Supplied data:
* * *
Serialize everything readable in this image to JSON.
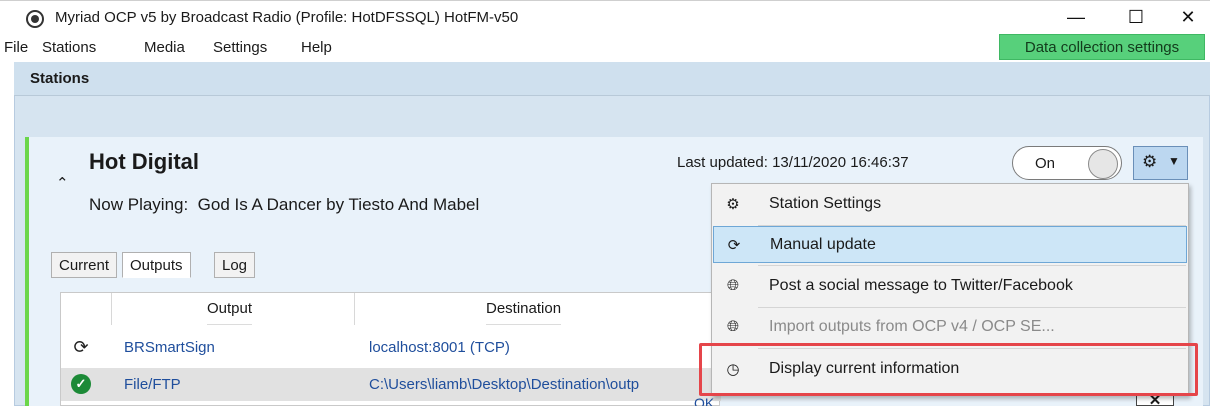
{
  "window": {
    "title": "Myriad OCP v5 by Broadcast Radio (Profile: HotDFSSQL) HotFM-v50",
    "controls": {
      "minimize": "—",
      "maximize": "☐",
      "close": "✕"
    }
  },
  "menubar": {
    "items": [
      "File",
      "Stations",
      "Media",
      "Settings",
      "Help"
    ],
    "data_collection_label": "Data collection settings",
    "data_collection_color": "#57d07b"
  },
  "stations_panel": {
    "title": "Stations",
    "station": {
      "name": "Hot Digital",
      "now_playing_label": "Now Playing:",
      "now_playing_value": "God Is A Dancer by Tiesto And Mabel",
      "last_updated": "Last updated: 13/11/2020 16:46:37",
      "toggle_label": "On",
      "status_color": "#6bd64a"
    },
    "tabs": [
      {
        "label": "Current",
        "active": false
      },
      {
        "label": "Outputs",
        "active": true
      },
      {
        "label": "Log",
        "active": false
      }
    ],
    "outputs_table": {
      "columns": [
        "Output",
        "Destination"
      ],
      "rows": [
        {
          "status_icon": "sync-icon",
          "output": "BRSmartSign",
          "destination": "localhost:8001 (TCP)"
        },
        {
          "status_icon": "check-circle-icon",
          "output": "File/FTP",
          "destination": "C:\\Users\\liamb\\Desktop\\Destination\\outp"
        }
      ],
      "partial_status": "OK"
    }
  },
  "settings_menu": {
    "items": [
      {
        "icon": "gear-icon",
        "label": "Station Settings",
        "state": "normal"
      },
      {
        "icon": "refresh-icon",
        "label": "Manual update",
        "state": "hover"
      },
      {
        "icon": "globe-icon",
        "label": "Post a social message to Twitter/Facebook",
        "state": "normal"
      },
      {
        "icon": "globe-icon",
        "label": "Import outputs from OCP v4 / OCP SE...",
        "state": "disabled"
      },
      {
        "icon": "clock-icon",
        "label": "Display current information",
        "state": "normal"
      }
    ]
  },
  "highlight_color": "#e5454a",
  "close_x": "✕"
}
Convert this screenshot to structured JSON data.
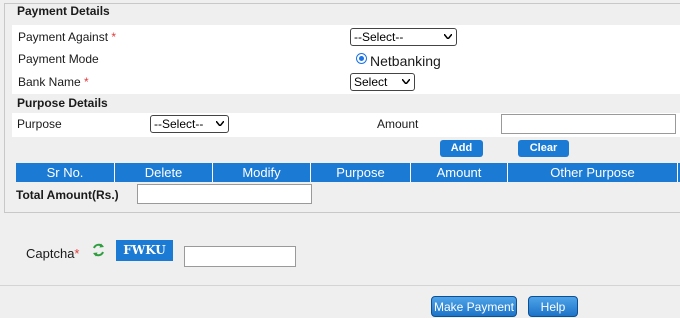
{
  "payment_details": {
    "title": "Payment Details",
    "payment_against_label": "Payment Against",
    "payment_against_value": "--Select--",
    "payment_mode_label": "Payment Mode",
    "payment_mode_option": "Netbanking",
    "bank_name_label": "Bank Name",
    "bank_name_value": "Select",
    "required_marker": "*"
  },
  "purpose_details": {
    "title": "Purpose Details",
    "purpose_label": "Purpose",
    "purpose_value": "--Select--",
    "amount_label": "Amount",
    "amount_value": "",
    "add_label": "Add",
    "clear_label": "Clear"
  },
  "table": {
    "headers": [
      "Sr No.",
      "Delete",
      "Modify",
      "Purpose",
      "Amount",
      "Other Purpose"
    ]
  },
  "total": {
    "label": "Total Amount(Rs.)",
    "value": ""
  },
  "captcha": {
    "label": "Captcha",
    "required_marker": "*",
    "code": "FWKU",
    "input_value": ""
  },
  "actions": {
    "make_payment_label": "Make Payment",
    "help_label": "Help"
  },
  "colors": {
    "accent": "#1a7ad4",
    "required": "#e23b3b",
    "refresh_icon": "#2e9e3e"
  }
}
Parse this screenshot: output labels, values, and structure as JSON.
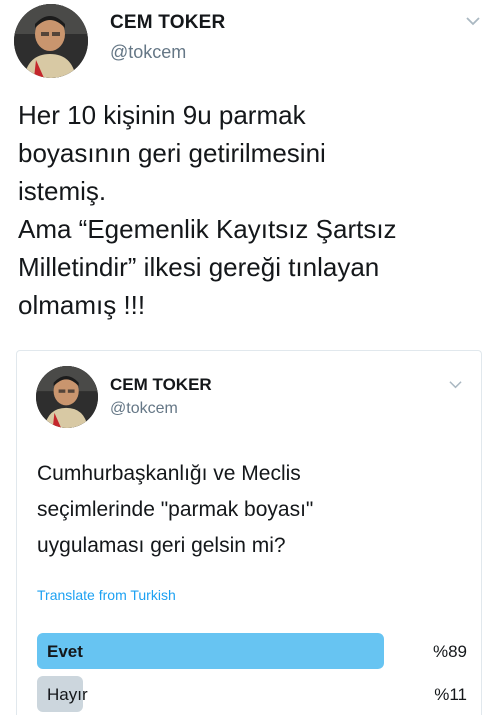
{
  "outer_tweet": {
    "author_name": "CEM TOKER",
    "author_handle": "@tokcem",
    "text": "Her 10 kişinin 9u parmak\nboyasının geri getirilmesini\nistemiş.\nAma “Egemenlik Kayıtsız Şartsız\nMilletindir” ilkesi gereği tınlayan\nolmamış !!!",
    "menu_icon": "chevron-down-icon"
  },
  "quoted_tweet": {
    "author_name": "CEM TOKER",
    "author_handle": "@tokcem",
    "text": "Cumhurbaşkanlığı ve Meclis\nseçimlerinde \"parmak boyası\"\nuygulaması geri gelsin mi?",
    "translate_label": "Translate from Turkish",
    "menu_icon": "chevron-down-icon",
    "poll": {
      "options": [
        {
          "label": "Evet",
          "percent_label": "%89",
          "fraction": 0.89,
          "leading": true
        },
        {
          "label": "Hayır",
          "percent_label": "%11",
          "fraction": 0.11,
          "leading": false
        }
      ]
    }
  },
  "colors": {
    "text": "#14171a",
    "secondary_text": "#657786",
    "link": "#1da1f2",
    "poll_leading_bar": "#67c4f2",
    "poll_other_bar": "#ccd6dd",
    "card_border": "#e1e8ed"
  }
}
* * *
Your task: Each record above is to be restated exactly, with its pictures removed from the copy.

Solution to the exercise:
Serialize everything readable in this image to JSON.
{
  "window": {
    "title": "Myriad OCP v5 by Broadcast Radio (Profile: HotDFSSQL) HotFM-v50",
    "controls": {
      "minimize": "—",
      "maximize": "☐",
      "close": "✕"
    }
  },
  "menubar": {
    "items": [
      "File",
      "Stations",
      "Media",
      "Settings",
      "Help"
    ],
    "data_collection_label": "Data collection settings",
    "data_collection_color": "#57d07b"
  },
  "stations_panel": {
    "title": "Stations",
    "station": {
      "name": "Hot Digital",
      "now_playing_label": "Now Playing:",
      "now_playing_value": "God Is A Dancer by Tiesto And Mabel",
      "last_updated": "Last updated: 13/11/2020 16:46:37",
      "toggle_label": "On",
      "status_color": "#6bd64a"
    },
    "tabs": [
      {
        "label": "Current",
        "active": false
      },
      {
        "label": "Outputs",
        "active": true
      },
      {
        "label": "Log",
        "active": false
      }
    ],
    "outputs_table": {
      "columns": [
        "Output",
        "Destination"
      ],
      "rows": [
        {
          "status_icon": "sync-icon",
          "output": "BRSmartSign",
          "destination": "localhost:8001 (TCP)"
        },
        {
          "status_icon": "check-circle-icon",
          "output": "File/FTP",
          "destination": "C:\\Users\\liamb\\Desktop\\Destination\\outp"
        }
      ],
      "partial_status": "OK"
    }
  },
  "settings_menu": {
    "items": [
      {
        "icon": "gear-icon",
        "label": "Station Settings",
        "state": "normal"
      },
      {
        "icon": "refresh-icon",
        "label": "Manual update",
        "state": "hover"
      },
      {
        "icon": "globe-icon",
        "label": "Post a social message to Twitter/Facebook",
        "state": "normal"
      },
      {
        "icon": "globe-icon",
        "label": "Import outputs from OCP v4 / OCP SE...",
        "state": "disabled"
      },
      {
        "icon": "clock-icon",
        "label": "Display current information",
        "state": "normal"
      }
    ]
  },
  "highlight_color": "#e5454a",
  "close_x": "✕"
}
Convert this screenshot to structured JSON data.
{
  "payment_details": {
    "title": "Payment Details",
    "payment_against_label": "Payment Against",
    "payment_against_value": "--Select--",
    "payment_mode_label": "Payment Mode",
    "payment_mode_option": "Netbanking",
    "bank_name_label": "Bank Name",
    "bank_name_value": "Select",
    "required_marker": "*"
  },
  "purpose_details": {
    "title": "Purpose Details",
    "purpose_label": "Purpose",
    "purpose_value": "--Select--",
    "amount_label": "Amount",
    "amount_value": "",
    "add_label": "Add",
    "clear_label": "Clear"
  },
  "table": {
    "headers": [
      "Sr No.",
      "Delete",
      "Modify",
      "Purpose",
      "Amount",
      "Other Purpose"
    ]
  },
  "total": {
    "label": "Total Amount(Rs.)",
    "value": ""
  },
  "captcha": {
    "label": "Captcha",
    "required_marker": "*",
    "code": "FWKU",
    "input_value": ""
  },
  "actions": {
    "make_payment_label": "Make Payment",
    "help_label": "Help"
  },
  "colors": {
    "accent": "#1a7ad4",
    "required": "#e23b3b",
    "refresh_icon": "#2e9e3e"
  }
}
Parse this screenshot: output labels, values, and structure as JSON.
{
  "outer_tweet": {
    "author_name": "CEM TOKER",
    "author_handle": "@tokcem",
    "text": "Her 10 kişinin 9u parmak\nboyasının geri getirilmesini\nistemiş.\nAma “Egemenlik Kayıtsız Şartsız\nMilletindir” ilkesi gereği tınlayan\nolmamış !!!",
    "menu_icon": "chevron-down-icon"
  },
  "quoted_tweet": {
    "author_name": "CEM TOKER",
    "author_handle": "@tokcem",
    "text": "Cumhurbaşkanlığı ve Meclis\nseçimlerinde \"parmak boyası\"\nuygulaması geri gelsin mi?",
    "translate_label": "Translate from Turkish",
    "menu_icon": "chevron-down-icon",
    "poll": {
      "options": [
        {
          "label": "Evet",
          "percent_label": "%89",
          "fraction": 0.89,
          "leading": true
        },
        {
          "label": "Hayır",
          "percent_label": "%11",
          "fraction": 0.11,
          "leading": false
        }
      ]
    }
  },
  "colors": {
    "text": "#14171a",
    "secondary_text": "#657786",
    "link": "#1da1f2",
    "poll_leading_bar": "#67c4f2",
    "poll_other_bar": "#ccd6dd",
    "card_border": "#e1e8ed"
  }
}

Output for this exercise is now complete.